*WORK INSTRUCTIONS*.
Repeat the records word for word, excluding any picture.

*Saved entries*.

+ + + +

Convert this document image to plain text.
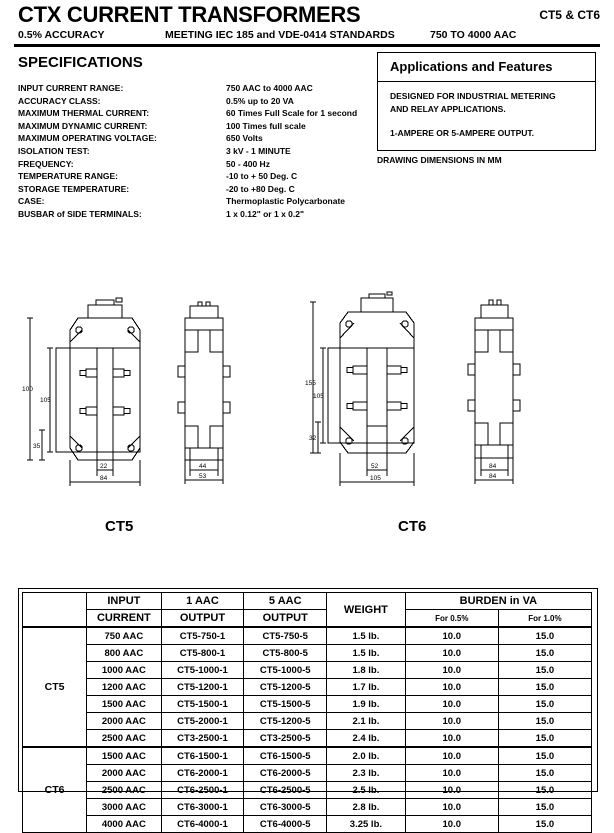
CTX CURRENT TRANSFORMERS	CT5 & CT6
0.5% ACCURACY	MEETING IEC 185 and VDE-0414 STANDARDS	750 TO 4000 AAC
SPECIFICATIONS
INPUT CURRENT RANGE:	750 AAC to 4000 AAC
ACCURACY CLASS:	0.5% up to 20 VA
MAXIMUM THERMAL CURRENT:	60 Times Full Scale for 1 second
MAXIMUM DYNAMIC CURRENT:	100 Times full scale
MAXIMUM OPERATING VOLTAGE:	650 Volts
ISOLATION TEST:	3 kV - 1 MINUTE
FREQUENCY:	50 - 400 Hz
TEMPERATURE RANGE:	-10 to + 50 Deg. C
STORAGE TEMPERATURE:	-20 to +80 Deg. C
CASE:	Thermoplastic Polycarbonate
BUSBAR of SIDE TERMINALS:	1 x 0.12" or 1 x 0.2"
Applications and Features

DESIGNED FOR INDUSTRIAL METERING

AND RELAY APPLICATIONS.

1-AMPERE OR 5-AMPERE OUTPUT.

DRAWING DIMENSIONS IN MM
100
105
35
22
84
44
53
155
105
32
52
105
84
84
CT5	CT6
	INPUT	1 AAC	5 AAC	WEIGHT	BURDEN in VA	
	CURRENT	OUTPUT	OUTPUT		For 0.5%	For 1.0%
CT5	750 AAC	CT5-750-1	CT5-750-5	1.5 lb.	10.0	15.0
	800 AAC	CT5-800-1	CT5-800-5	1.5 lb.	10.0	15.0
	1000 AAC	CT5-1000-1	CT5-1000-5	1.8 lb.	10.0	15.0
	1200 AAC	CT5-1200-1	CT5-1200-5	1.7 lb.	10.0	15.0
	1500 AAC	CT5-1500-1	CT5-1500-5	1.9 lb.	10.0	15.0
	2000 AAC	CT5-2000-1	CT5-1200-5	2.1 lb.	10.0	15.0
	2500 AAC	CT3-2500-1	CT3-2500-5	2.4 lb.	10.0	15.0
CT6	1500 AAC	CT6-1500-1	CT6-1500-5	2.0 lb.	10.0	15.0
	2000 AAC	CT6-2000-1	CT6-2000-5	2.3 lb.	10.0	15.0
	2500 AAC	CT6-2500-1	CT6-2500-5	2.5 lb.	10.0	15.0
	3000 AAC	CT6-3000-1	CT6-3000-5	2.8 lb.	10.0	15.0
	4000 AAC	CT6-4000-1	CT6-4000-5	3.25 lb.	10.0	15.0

+ + + +

*WRITTEN SOLUTION*.
Convert this document image to plain text.
CTX CURRENT TRANSFORMERS	CT5 & CT6
0.5% ACCURACY	MEETING IEC 185 and VDE-0414 STANDARDS	750 TO 4000 AAC
SPECIFICATIONS
INPUT CURRENT RANGE:	750 AAC to 4000 AAC
ACCURACY CLASS:	0.5% up to 20 VA
MAXIMUM THERMAL CURRENT:	60 Times Full Scale for 1 second
MAXIMUM DYNAMIC CURRENT:	100 Times full scale
MAXIMUM OPERATING VOLTAGE:	650 Volts
ISOLATION TEST:	3 kV - 1 MINUTE
FREQUENCY:	50 - 400 Hz
TEMPERATURE RANGE:	-10 to + 50 Deg. C
STORAGE TEMPERATURE:	-20 to +80 Deg. C
CASE:	Thermoplastic Polycarbonate
BUSBAR of SIDE TERMINALS:	1 x 0.12" or 1 x 0.2"
Applications and Features

DESIGNED FOR INDUSTRIAL METERING

AND RELAY APPLICATIONS.

1-AMPERE OR 5-AMPERE OUTPUT.

DRAWING DIMENSIONS IN MM
100
105
35
22
84
44
53
155
105
32
52
105
84
84
CT5	CT6
	INPUT	1 AAC	5 AAC	WEIGHT	BURDEN in VA	
	CURRENT	OUTPUT	OUTPUT		For 0.5%	For 1.0%
CT5	750 AAC	CT5-750-1	CT5-750-5	1.5 lb.	10.0	15.0
	800 AAC	CT5-800-1	CT5-800-5	1.5 lb.	10.0	15.0
	1000 AAC	CT5-1000-1	CT5-1000-5	1.8 lb.	10.0	15.0
	1200 AAC	CT5-1200-1	CT5-1200-5	1.7 lb.	10.0	15.0
	1500 AAC	CT5-1500-1	CT5-1500-5	1.9 lb.	10.0	15.0
	2000 AAC	CT5-2000-1	CT5-1200-5	2.1 lb.	10.0	15.0
	2500 AAC	CT3-2500-1	CT3-2500-5	2.4 lb.	10.0	15.0
CT6	1500 AAC	CT6-1500-1	CT6-1500-5	2.0 lb.	10.0	15.0
	2000 AAC	CT6-2000-1	CT6-2000-5	2.3 lb.	10.0	15.0
	2500 AAC	CT6-2500-1	CT6-2500-5	2.5 lb.	10.0	15.0
	3000 AAC	CT6-3000-1	CT6-3000-5	2.8 lb.	10.0	15.0
	4000 AAC	CT6-4000-1	CT6-4000-5	3.25 lb.	10.0	15.0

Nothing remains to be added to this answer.